## Text under study
== Segment start ==

My little one whimpers to go back to Arizona sometimes- she was pretty keen on the red rocks. I doubt will get back there for a while. Wrongly, I took one or two river-smoothed hunks of sandstone. Perhaps to coax a soul home along with the luggage. Wholeness is constant work.

Monday, July 19, 2010

corn's rows

I have never grown corn before this year but for some reason I was seized with an impulse back in er, April, I think, and found a pack of kernels. Corn is so ubiquitous it's easy to take for granted, but up close I find myself impressed with its strength, latent sweetness and those hypnotically undulating two-tone parallels. I never knew the leaves bore these stripes, a motif I would have associated with the fields the plants are grown in, not the plant itself. This one already has what I think is the pollen dusty male flower emerging from the top sheath of leaves, but I don't see any sign of the female yet, which appear lower on the plant, the silky-tassel topped nubs that become those astonishing cobs.

It's been good to get to know this plant a little better, this generous, elegant plant whose graciousness is somewhat exploited in the contemporary trend of oversweetening.

Saturday, July 17, 2010

Vigil for Euthanized Geese

There's a vigil at 6:30 by Prospect Lake tonight for the 250 Canada Geese rounded up and gassed by the USDA in order to avoid collisions with planes. I would like to go and say my respects, especially for Half-Beak, the only one I got to know close up since I used to feed it from my hand on account of its broken beak. I hate to lose an opportunity to make the most of a vigil, though, so I might say a prayer or two for humanity with all our misguided and self-sabotaging indulgences, the uncountable animals who meet their demise in slaughter houses as well as the people who've become inured to cruelty by working in these death factories. And for all species viewed as infestations on account of the success of their adaptions. It's not their fault. Nature's a handful.

Thursday, July 15, 2010

man and nature


garden pals

It appears the carrot is much more excited about this relationship than the beet. What was the beet hoping for? Meanwhile, my daughter is writing a letter to my sister's dog, and if I'm a good mommy, I won't neglect to mail it, and if the dog is a good doggie, she'll write back.

== Segment end ==

## Problems to solve
1. According to the blog entries, how many Canada Geese were rounded up and gassed?
2. In the blog entries, switch "Half-Beak" to "Crooked-Beak" and write out the passage that begins at the words "Saturday, July 17, 2010" and stops after "Nature's a handful.".
3. Proceed with the blog entries, picking up after their last sentence.

## Exercise data

== Segment start ==

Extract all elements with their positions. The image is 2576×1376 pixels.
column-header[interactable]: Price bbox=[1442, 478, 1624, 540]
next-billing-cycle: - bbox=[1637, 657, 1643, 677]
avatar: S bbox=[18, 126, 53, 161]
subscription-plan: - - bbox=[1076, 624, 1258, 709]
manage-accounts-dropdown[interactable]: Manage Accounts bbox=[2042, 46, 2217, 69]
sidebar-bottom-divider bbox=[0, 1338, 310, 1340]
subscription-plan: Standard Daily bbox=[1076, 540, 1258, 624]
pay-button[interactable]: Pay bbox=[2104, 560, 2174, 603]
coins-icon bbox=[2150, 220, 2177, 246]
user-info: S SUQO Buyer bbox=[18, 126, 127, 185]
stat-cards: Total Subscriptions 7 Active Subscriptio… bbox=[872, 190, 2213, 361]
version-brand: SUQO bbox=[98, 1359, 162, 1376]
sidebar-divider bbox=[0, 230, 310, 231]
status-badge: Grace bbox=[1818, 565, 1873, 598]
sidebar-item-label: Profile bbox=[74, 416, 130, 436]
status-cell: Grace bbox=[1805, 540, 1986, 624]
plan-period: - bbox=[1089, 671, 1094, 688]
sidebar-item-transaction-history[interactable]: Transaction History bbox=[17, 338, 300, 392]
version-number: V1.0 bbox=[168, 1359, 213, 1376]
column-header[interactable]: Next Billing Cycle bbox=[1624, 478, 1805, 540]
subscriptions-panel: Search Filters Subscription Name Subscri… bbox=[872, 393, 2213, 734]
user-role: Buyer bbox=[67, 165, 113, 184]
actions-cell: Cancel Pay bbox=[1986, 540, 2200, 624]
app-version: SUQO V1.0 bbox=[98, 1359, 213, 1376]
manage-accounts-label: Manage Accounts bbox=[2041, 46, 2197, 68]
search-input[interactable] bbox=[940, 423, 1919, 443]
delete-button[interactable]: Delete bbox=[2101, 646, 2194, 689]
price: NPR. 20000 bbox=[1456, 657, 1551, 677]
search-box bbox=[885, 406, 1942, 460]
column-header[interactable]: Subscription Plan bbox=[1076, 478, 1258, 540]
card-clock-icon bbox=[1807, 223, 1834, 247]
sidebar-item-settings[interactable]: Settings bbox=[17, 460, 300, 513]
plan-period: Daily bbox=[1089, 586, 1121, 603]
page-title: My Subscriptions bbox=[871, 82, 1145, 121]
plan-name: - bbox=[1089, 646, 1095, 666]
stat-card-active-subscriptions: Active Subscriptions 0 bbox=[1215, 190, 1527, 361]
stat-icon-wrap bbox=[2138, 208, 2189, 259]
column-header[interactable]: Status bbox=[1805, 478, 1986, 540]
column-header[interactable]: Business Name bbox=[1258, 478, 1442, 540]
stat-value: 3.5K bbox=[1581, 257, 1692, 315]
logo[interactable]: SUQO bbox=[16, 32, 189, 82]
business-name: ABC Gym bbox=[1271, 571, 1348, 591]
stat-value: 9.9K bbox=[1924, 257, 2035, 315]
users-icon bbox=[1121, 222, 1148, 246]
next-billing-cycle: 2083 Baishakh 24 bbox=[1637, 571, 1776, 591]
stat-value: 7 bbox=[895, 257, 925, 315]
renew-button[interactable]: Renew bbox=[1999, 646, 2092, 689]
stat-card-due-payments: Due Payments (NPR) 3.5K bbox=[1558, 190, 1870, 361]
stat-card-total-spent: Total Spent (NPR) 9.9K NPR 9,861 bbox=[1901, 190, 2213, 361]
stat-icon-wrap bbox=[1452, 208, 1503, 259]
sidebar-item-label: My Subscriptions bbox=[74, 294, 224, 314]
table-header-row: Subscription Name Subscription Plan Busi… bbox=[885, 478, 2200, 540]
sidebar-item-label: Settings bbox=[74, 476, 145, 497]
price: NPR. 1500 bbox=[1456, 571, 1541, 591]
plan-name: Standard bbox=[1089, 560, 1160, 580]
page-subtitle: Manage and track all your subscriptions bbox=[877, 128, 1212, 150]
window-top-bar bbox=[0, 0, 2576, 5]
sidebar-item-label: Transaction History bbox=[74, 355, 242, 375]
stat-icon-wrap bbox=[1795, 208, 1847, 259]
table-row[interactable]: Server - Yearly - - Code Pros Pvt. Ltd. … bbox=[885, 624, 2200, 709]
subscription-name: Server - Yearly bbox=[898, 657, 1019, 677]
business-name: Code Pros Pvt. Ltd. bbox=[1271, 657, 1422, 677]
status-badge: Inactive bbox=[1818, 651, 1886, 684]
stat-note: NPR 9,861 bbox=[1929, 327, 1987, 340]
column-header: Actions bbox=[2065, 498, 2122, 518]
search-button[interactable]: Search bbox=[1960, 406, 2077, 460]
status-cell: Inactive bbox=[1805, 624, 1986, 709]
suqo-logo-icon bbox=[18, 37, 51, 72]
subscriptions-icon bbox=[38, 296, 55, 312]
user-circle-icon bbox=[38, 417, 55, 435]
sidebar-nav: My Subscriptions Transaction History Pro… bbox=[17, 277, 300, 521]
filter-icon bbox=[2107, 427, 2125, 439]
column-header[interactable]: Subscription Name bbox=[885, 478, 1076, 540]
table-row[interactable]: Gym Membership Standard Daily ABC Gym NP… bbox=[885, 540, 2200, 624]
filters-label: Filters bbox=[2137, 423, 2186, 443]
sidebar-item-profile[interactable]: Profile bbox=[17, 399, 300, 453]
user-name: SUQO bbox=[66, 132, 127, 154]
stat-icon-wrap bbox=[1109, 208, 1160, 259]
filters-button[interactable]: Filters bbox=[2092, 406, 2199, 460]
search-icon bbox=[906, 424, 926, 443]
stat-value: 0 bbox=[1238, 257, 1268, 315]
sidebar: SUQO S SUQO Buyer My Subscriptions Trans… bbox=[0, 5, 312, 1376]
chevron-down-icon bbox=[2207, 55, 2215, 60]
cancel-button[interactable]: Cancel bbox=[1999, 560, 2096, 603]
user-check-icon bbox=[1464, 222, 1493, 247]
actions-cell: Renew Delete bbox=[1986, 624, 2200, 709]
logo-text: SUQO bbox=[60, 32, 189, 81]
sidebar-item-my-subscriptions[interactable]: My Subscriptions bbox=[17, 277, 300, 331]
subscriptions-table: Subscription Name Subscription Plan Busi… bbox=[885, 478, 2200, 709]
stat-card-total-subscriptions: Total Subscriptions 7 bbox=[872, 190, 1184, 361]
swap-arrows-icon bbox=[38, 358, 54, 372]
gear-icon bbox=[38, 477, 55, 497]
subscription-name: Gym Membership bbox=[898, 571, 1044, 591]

== Segment end ==

## Solved problems
1. 250

2.
Saturday, July 17, 2010

Vigil for Euthanized Geese

There's a vigil at 6:30 by Prospect Lake tonight for the 250 Canada Geese rounded up and gassed by the USDA in order to avoid collisions with planes. I would like to go and say my respects, especially for Crooked-Beak, the only one I got to know close up since I used to feed it from my hand on account of its broken beak. I hate to lose an opportunity to make the most of a vigil, though, so I might say a prayer or two for humanity with all our misguided and self-sabotaging indulgences, the uncountable animals who meet their demise in slaughter houses as well as the people who've become inured to cruelty by working in these death factories. And for all species viewed as infestations on account of the success of their adaptions. It's not their fault. Nature's a handful.

3.
Wednesday, July 14, 2010

winding, unwinding



Do my gourd flowers bore you out of your gourd? The buds unfurling are choreography to me - twist, point, flare, flair! (stuff, broil....) The meandering spirals of tendrils that support the plant by weaving themselves around the neighboring plants have me wrapped around their fingers. Now if only it would produce a gourd - so far I see no sign of any developing fruits even after the flowers fall off. I suppose I'll have to make a maraca out of a tin can.

Monday, July 12, 2010

curiosity

My daughter harvested this at the Children's Garden at the Brooklyn Botanic Garden. The slogan over the doorway at the Children's Garden comes from Mary Howitt: "He is happiest who hath power to gain wisdom from a flower." No wonder Buddha found the Boddhi Tree to help him dispel delusion. As for this radish, I am attempting a translation.

Friday, July 9, 2010

views






At the Delaware shore, my mother-in-law didn't know what the very large bird she'd seen looking in the bathroom window was. I told her it must have been a crow but she seemed unconvinced. Later I saw it too, clearly not a crow. Not a grackle, a starling, a raven.

Everyone who used that 2nd floor bathroom encountered the vulture peering in the window or strutting around the adjacent rooftop. It started to seem like one of the family, and happily, no one mentioned Edgar Allen Poe. Not that I have anything against him, but he no more invented or defined birds of somber feathers than Proust invented or defined memory.

Tuesday, July 6, 2010

yellow to purple



For a while people were speaking in colors, but then some got annoyed. What I loved about it was that, for a fragment of a second, it boosted the mind of pure, immediate awareness up above all the internal voices arguing in favor of one interpretation or another. There is no presumption in color.